Goal:
Identify every line in the records below that contains the word "техническом", and copy each of those lines.

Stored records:
+---+
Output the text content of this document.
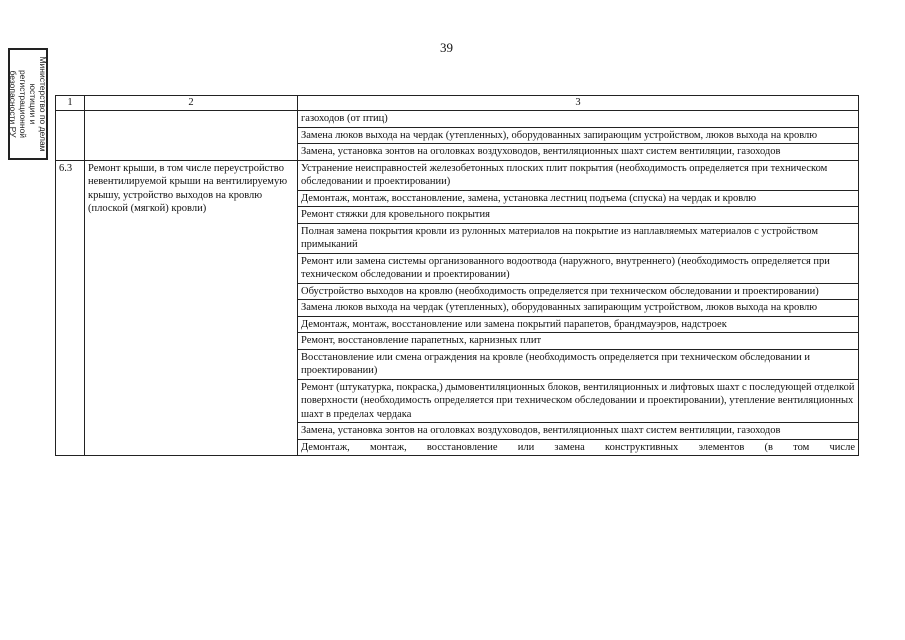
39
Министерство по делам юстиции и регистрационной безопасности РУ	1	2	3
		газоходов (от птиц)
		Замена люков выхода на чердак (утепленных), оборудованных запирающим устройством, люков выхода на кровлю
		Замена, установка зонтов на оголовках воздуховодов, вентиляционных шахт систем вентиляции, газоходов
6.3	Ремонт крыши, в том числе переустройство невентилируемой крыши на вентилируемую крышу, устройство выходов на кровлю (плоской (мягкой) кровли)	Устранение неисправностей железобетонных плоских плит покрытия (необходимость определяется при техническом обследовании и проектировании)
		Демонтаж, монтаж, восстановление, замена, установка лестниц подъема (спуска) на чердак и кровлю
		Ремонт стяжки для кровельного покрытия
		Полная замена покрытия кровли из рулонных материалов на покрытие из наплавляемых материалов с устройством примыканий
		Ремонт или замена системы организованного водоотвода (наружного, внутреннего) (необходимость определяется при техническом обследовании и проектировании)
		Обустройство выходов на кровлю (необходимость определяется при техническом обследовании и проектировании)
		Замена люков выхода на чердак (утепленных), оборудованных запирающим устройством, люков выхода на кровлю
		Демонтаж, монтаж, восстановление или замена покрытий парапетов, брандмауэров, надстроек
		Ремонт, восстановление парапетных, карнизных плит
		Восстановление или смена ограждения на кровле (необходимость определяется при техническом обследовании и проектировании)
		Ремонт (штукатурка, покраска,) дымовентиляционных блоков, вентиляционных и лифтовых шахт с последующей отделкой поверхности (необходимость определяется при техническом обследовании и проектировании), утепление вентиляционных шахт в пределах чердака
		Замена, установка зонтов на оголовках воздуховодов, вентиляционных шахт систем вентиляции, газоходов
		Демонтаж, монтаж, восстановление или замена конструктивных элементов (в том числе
+---+
The output:
6.3	Ремонт крыши, в том числе переустройство невентилируемой крыши на вентилируемую крышу, устройство выходов на кровлю (плоской (мягкой) кровли)	Устранение неисправностей железобетонных плоских плит покрытия (необходимость определяется при техническом обследовании и проектировании)
		Ремонт или замена системы организованного водоотвода (наружного, внутреннего) (необходимость определяется при техническом обследовании и проектировании)
		Обустройство выходов на кровлю (необходимость определяется при техническом обследовании и проектировании)
		Восстановление или смена ограждения на кровле (необходимость определяется при техническом обследовании и проектировании)
		Ремонт (штукатурка, покраска,) дымовентиляционных блоков, вентиляционных и лифтовых шахт с последующей отделкой поверхности (необходимость определяется при техническом обследовании и проектировании), утепление вентиляционных шахт в пределах чердака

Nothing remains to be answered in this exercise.